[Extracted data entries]
>>>
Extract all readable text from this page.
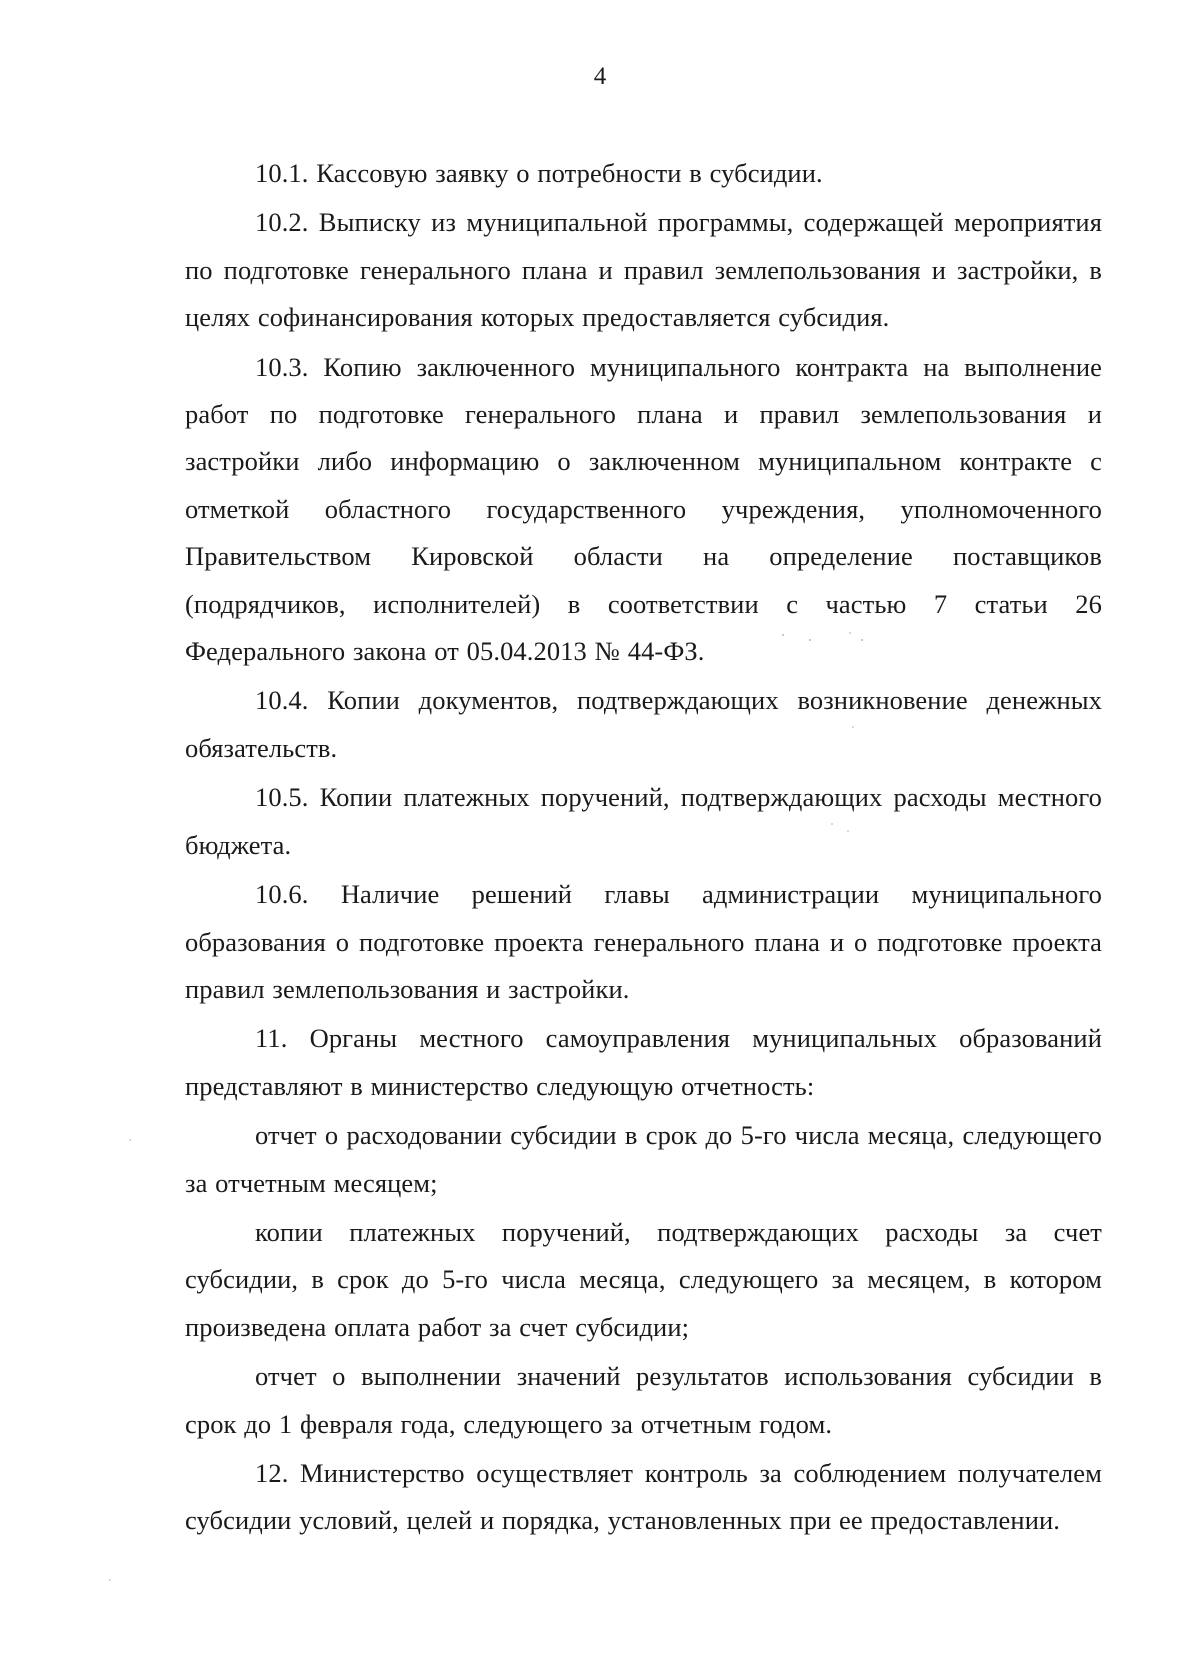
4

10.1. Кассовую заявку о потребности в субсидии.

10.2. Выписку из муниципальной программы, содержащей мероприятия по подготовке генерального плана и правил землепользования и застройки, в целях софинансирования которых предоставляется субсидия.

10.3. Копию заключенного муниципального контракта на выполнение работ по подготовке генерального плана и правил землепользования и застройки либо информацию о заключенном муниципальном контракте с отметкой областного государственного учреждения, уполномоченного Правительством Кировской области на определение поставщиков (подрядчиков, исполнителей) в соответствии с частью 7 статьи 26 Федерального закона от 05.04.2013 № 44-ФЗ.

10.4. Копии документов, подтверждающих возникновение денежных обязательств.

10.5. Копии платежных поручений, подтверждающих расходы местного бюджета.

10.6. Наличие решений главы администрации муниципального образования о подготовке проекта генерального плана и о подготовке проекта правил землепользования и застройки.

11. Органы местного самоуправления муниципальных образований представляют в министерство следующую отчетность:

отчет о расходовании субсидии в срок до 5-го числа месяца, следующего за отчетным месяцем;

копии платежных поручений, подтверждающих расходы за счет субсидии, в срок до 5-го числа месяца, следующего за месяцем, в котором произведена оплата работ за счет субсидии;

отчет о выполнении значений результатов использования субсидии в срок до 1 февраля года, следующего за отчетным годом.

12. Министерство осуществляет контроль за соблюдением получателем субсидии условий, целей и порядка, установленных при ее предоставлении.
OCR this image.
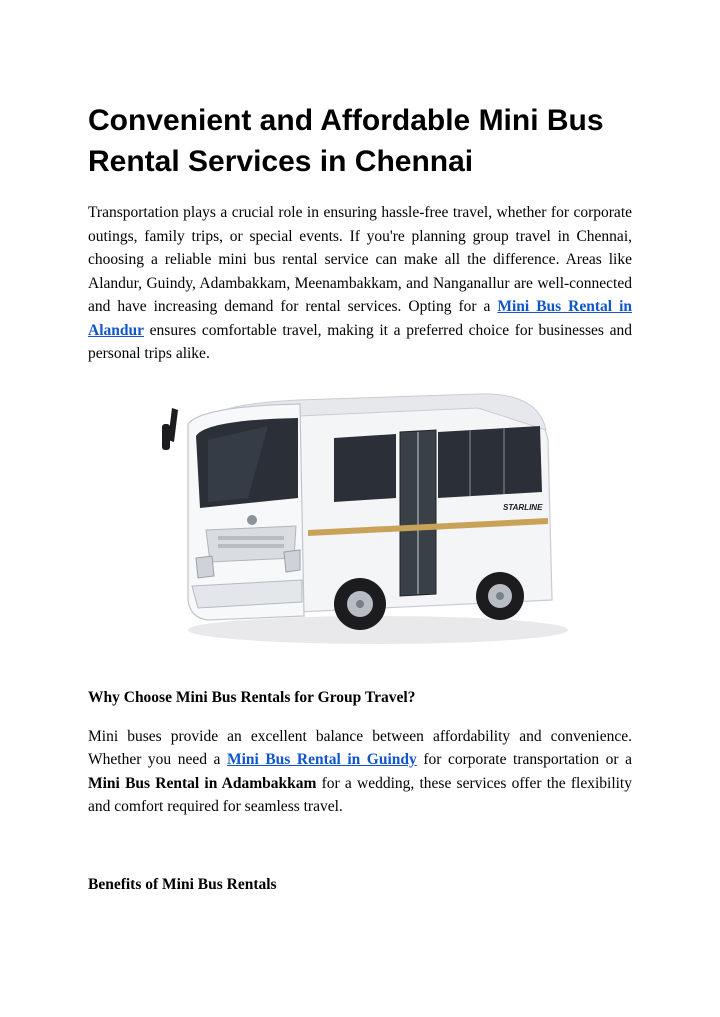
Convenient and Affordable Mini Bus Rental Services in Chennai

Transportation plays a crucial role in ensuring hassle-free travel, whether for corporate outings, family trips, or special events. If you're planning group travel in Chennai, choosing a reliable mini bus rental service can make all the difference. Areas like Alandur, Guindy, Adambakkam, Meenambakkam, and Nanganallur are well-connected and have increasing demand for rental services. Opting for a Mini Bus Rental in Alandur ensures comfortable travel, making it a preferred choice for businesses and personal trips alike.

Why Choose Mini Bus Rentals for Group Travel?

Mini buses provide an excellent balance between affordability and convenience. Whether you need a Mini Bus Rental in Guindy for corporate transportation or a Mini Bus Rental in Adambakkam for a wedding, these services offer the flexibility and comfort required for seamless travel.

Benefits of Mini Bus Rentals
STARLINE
<<<
>>>
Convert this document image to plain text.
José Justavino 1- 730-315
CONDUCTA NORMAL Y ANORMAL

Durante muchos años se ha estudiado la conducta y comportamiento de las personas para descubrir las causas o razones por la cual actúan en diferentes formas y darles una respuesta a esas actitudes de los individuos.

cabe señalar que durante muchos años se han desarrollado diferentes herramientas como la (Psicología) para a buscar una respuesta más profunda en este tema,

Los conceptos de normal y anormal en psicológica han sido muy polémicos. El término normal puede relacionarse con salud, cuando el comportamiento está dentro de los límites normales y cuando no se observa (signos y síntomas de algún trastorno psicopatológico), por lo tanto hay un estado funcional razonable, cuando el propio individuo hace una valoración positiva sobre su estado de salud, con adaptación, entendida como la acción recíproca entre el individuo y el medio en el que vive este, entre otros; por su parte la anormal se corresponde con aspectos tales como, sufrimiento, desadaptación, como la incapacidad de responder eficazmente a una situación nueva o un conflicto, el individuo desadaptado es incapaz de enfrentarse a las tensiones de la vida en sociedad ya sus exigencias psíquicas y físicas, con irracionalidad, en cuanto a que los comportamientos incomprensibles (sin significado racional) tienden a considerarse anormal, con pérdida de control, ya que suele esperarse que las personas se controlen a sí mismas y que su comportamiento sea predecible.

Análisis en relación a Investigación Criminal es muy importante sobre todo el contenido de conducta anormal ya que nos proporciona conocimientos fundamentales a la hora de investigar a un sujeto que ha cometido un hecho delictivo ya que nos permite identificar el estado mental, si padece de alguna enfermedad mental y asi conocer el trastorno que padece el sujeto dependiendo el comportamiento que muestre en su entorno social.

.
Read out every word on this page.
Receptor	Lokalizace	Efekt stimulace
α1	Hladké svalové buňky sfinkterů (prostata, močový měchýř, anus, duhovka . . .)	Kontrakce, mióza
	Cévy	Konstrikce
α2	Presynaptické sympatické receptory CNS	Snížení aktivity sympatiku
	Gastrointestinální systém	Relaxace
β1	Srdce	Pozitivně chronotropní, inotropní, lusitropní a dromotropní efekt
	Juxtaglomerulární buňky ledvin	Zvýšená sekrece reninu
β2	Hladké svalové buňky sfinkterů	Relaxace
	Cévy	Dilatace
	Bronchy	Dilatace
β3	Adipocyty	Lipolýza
<<<
- _The task_:
Only lines with "платежных" are wanted here; list each of them.

- _The result_:
10.5. Копии платежных поручений, подтверждающих расходы местного бюджета.
копии платежных поручений, подтверждающих расходы за счет субсидии, в срок до 5-го числа месяца, следующего за месяцем, в котором произведена оплата работ за счет субсидии;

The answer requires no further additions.